#### Text passage

========================

A reader writes:
I thought you might be amused by an event I recently attended here at the Univ. of Chicago. I'm gay ... I recently went to a gay student meeting where a new student center was being discussed. The U. of C. is building a new and expensive minority center, for blacks, gays, latinos (the most expensive construction per square foot on campus, we were told, even after including the advanced nuclear research facilities we have).
The meeting, thrown by a university bureaucrat, and apparently the nth meeting on this subject, was at first obscure to me as to its purpose because the language was so indirect, pc, and esoteric. Eventually it came out: the blacks don't want the gays in the same building with them...
It took fifty minutes for the word "homophobia" to be raised in connection with "persons of color."
An uncomfortable pause.
Then an immediate backtrack: perhaps it's only that a few individuals failed to see how their actions could be perceived to be homophobic. There was also some unpleasant ruminations as to why the black student association did not raise objections until after the project and funding had been approved. Could it be that they calculated they'd be more likely to win approval for the project that way--but that they never had any intention of sharing the building? (gasp). No, it couldn't be.

========================

#### Extracted information

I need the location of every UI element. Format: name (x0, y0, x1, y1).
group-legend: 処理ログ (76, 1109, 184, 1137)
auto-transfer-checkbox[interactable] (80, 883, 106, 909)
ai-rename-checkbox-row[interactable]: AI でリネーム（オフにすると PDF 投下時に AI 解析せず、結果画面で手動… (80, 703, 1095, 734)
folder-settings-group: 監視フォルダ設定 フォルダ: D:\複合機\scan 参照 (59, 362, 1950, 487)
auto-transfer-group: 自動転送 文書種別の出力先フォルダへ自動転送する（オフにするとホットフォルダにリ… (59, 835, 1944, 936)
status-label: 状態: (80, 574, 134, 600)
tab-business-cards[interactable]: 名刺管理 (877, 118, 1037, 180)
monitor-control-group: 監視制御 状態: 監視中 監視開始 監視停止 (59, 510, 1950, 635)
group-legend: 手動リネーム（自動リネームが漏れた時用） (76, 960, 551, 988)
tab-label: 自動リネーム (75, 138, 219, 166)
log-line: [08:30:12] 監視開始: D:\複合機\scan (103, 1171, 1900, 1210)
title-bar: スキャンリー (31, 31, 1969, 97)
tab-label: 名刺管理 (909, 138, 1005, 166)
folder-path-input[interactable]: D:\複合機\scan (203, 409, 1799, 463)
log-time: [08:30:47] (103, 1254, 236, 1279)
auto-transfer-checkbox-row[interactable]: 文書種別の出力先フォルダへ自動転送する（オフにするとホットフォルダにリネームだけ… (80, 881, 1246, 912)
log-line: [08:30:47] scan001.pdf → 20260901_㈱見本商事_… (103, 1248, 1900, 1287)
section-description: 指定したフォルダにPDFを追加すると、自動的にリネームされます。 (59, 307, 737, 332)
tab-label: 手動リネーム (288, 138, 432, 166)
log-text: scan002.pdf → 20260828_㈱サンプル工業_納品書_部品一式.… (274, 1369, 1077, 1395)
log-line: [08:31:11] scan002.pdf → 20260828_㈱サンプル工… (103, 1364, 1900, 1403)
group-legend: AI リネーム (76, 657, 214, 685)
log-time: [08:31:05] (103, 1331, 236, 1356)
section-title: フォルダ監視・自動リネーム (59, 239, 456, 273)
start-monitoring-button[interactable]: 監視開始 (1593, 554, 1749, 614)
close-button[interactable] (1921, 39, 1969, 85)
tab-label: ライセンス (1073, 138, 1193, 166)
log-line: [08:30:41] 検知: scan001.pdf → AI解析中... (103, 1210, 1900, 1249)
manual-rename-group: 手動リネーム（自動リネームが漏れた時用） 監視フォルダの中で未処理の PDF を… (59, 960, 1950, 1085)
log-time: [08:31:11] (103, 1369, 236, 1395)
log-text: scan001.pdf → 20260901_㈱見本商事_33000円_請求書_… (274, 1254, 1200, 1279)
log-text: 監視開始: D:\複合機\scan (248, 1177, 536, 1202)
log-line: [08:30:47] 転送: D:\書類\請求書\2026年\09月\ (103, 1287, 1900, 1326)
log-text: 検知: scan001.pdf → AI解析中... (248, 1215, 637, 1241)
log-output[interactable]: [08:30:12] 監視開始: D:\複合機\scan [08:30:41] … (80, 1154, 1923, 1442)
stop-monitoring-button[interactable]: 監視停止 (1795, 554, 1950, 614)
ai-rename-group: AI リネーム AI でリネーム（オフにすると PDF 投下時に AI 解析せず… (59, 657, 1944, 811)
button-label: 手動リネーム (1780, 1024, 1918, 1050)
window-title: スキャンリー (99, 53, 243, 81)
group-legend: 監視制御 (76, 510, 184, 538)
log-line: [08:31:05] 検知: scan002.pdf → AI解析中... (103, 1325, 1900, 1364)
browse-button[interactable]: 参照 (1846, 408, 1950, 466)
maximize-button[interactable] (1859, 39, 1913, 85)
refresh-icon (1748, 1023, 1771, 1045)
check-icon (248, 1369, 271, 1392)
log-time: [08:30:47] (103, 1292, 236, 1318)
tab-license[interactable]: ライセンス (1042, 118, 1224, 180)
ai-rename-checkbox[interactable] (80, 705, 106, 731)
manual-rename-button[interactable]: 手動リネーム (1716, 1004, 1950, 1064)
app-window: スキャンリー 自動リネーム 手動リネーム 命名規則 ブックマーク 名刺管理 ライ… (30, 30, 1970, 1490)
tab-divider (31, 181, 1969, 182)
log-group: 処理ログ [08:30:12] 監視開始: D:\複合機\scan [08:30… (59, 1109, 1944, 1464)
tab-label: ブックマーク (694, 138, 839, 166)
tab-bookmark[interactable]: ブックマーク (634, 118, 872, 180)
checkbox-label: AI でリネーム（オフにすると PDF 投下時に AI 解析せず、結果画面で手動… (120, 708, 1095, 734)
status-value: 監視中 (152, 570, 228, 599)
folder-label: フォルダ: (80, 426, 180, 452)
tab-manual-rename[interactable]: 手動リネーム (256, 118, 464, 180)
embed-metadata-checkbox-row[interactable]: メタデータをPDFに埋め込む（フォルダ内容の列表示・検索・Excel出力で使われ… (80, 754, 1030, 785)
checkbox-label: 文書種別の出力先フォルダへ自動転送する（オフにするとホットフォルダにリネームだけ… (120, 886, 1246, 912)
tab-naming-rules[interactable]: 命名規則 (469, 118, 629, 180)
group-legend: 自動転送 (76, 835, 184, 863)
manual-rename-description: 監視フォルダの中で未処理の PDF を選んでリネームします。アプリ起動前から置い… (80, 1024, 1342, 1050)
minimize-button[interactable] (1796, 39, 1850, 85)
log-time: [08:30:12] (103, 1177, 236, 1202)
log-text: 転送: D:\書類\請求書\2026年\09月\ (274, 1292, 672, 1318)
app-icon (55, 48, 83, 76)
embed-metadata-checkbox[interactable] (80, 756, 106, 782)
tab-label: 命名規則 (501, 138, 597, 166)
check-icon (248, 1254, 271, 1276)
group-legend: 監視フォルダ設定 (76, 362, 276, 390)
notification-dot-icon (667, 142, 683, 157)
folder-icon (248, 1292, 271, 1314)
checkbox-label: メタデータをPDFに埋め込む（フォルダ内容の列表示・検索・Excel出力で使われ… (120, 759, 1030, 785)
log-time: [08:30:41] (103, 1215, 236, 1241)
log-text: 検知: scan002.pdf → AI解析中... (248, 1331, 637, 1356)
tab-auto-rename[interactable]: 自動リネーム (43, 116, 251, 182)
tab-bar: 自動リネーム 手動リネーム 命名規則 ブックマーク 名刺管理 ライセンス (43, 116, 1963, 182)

========================

#### Given task 1
Decide whether each statement below agrees with the reader's letter. For each one, answer yes or no and quote the words from the letter that settle it.
(a) The new minority center was described as the most expensive construction per square foot on campus.
(b) The word "homophobia" came up within the first ten minutes of the meeting.
(c) The black student association raised its objections before the project and funding were approved.
#### Given task 2
Retype the reader's letter from "The meeting, thrown" to "building with them...", keeping every word and mark unchanged.

#### Full response 1
(a) Yes: "the most expensive construction per square foot on campus"
(b) No: "It took fifty minutes"
(c) No: "did not raise objections until after the project and funding had been approved"

#### Full response 2
The meeting, thrown by a university bureaucrat, and apparently the nth meeting on this subject, was at first obscure to me as to its purpose because the language was so indirect, pc, and esoteric. Eventually it came out: the blacks don't want the gays in the same building with them...